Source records
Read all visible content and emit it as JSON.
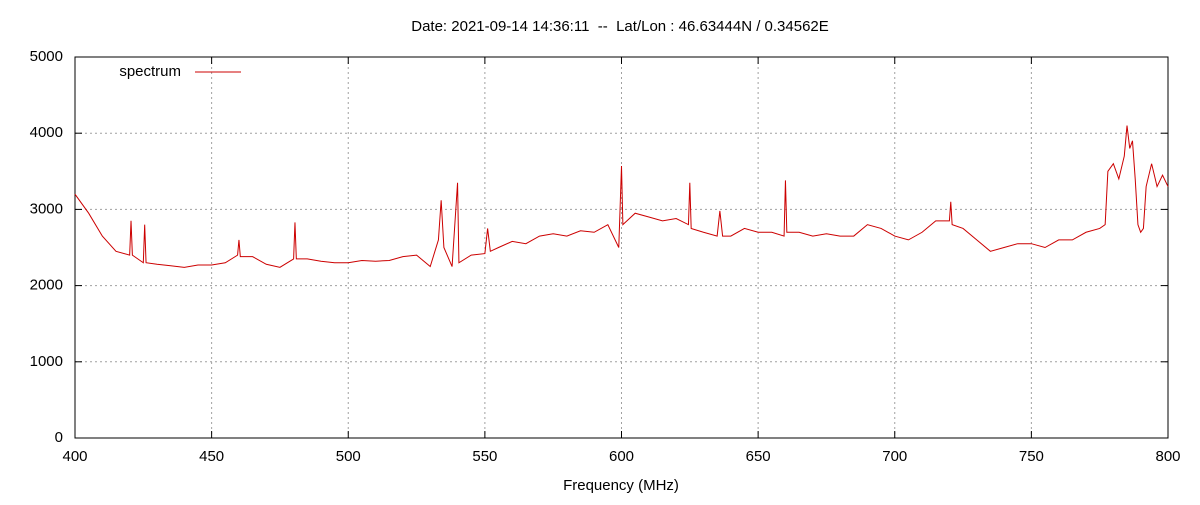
{
  "chart_data": {
    "type": "line",
    "title": "Date: 2021-09-14 14:36:11  --  Lat/Lon : 46.63444N / 0.34562E",
    "x_label": "Frequency (MHz)",
    "xlim": [
      400,
      800
    ],
    "xticks": [
      400,
      450,
      500,
      550,
      600,
      650,
      700,
      750,
      800
    ],
    "ylim": [
      0,
      5000
    ],
    "yticks": [
      0,
      1000,
      2000,
      3000,
      4000,
      5000
    ],
    "grid": true,
    "legend": "top-left",
    "series": [
      {
        "name": "spectrum",
        "color": "#cc0000",
        "x": [
          400,
          405,
          410,
          415,
          420,
          420.5,
          421,
          425,
          425.5,
          426,
          430,
          435,
          440,
          445,
          450,
          455,
          459.5,
          460,
          460.5,
          465,
          470,
          475,
          480,
          480.5,
          481,
          485,
          490,
          495,
          500,
          505,
          510,
          515,
          520,
          525,
          530,
          533,
          534,
          535,
          538,
          540,
          540.5,
          545,
          550,
          551,
          552,
          555,
          560,
          565,
          570,
          575,
          580,
          585,
          590,
          595,
          599,
          600,
          600.5,
          605,
          610,
          615,
          620,
          624.5,
          625,
          625.5,
          630,
          635,
          636,
          637,
          640,
          645,
          650,
          655,
          659.5,
          660,
          660.5,
          665,
          670,
          675,
          680,
          685,
          690,
          695,
          700,
          705,
          710,
          715,
          720,
          720.5,
          721,
          725,
          730,
          735,
          740,
          745,
          750,
          755,
          760,
          765,
          770,
          775,
          777,
          778,
          780,
          782,
          784,
          785,
          786,
          787,
          788,
          789,
          790,
          791,
          792,
          794,
          796,
          798,
          800
        ],
        "values": [
          3200,
          2950,
          2650,
          2450,
          2400,
          2850,
          2400,
          2300,
          2800,
          2300,
          2280,
          2260,
          2240,
          2270,
          2270,
          2300,
          2400,
          2600,
          2380,
          2380,
          2280,
          2240,
          2350,
          2830,
          2350,
          2350,
          2320,
          2300,
          2300,
          2330,
          2320,
          2330,
          2380,
          2400,
          2250,
          2600,
          3120,
          2500,
          2250,
          3350,
          2300,
          2400,
          2420,
          2750,
          2450,
          2500,
          2580,
          2550,
          2650,
          2680,
          2650,
          2720,
          2700,
          2800,
          2500,
          3570,
          2800,
          2950,
          2900,
          2850,
          2880,
          2800,
          3350,
          2750,
          2700,
          2650,
          2980,
          2650,
          2650,
          2750,
          2700,
          2700,
          2650,
          3380,
          2700,
          2700,
          2650,
          2680,
          2650,
          2650,
          2800,
          2750,
          2650,
          2600,
          2700,
          2850,
          2850,
          3100,
          2800,
          2750,
          2600,
          2450,
          2500,
          2550,
          2550,
          2500,
          2600,
          2600,
          2700,
          2750,
          2800,
          3500,
          3600,
          3400,
          3700,
          4100,
          3800,
          3900,
          3400,
          2800,
          2700,
          2750,
          3300,
          3600,
          3300,
          3450,
          3300
        ]
      }
    ]
  }
}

Written task: Transcribe all the records above word for word, without their images.

Written solution:
Read all visible content and emit it as JSON.
{
  "chart_data": {
    "type": "line",
    "title": "Date: 2021-09-14 14:36:11  --  Lat/Lon : 46.63444N / 0.34562E",
    "x_label": "Frequency (MHz)",
    "xlim": [
      400,
      800
    ],
    "xticks": [
      400,
      450,
      500,
      550,
      600,
      650,
      700,
      750,
      800
    ],
    "ylim": [
      0,
      5000
    ],
    "yticks": [
      0,
      1000,
      2000,
      3000,
      4000,
      5000
    ],
    "grid": true,
    "legend": "top-left",
    "series": [
      {
        "name": "spectrum",
        "color": "#cc0000",
        "x": [
          400,
          405,
          410,
          415,
          420,
          420.5,
          421,
          425,
          425.5,
          426,
          430,
          435,
          440,
          445,
          450,
          455,
          459.5,
          460,
          460.5,
          465,
          470,
          475,
          480,
          480.5,
          481,
          485,
          490,
          495,
          500,
          505,
          510,
          515,
          520,
          525,
          530,
          533,
          534,
          535,
          538,
          540,
          540.5,
          545,
          550,
          551,
          552,
          555,
          560,
          565,
          570,
          575,
          580,
          585,
          590,
          595,
          599,
          600,
          600.5,
          605,
          610,
          615,
          620,
          624.5,
          625,
          625.5,
          630,
          635,
          636,
          637,
          640,
          645,
          650,
          655,
          659.5,
          660,
          660.5,
          665,
          670,
          675,
          680,
          685,
          690,
          695,
          700,
          705,
          710,
          715,
          720,
          720.5,
          721,
          725,
          730,
          735,
          740,
          745,
          750,
          755,
          760,
          765,
          770,
          775,
          777,
          778,
          780,
          782,
          784,
          785,
          786,
          787,
          788,
          789,
          790,
          791,
          792,
          794,
          796,
          798,
          800
        ],
        "values": [
          3200,
          2950,
          2650,
          2450,
          2400,
          2850,
          2400,
          2300,
          2800,
          2300,
          2280,
          2260,
          2240,
          2270,
          2270,
          2300,
          2400,
          2600,
          2380,
          2380,
          2280,
          2240,
          2350,
          2830,
          2350,
          2350,
          2320,
          2300,
          2300,
          2330,
          2320,
          2330,
          2380,
          2400,
          2250,
          2600,
          3120,
          2500,
          2250,
          3350,
          2300,
          2400,
          2420,
          2750,
          2450,
          2500,
          2580,
          2550,
          2650,
          2680,
          2650,
          2720,
          2700,
          2800,
          2500,
          3570,
          2800,
          2950,
          2900,
          2850,
          2880,
          2800,
          3350,
          2750,
          2700,
          2650,
          2980,
          2650,
          2650,
          2750,
          2700,
          2700,
          2650,
          3380,
          2700,
          2700,
          2650,
          2680,
          2650,
          2650,
          2800,
          2750,
          2650,
          2600,
          2700,
          2850,
          2850,
          3100,
          2800,
          2750,
          2600,
          2450,
          2500,
          2550,
          2550,
          2500,
          2600,
          2600,
          2700,
          2750,
          2800,
          3500,
          3600,
          3400,
          3700,
          4100,
          3800,
          3900,
          3400,
          2800,
          2700,
          2750,
          3300,
          3600,
          3300,
          3450,
          3300
        ]
      }
    ]
  }
}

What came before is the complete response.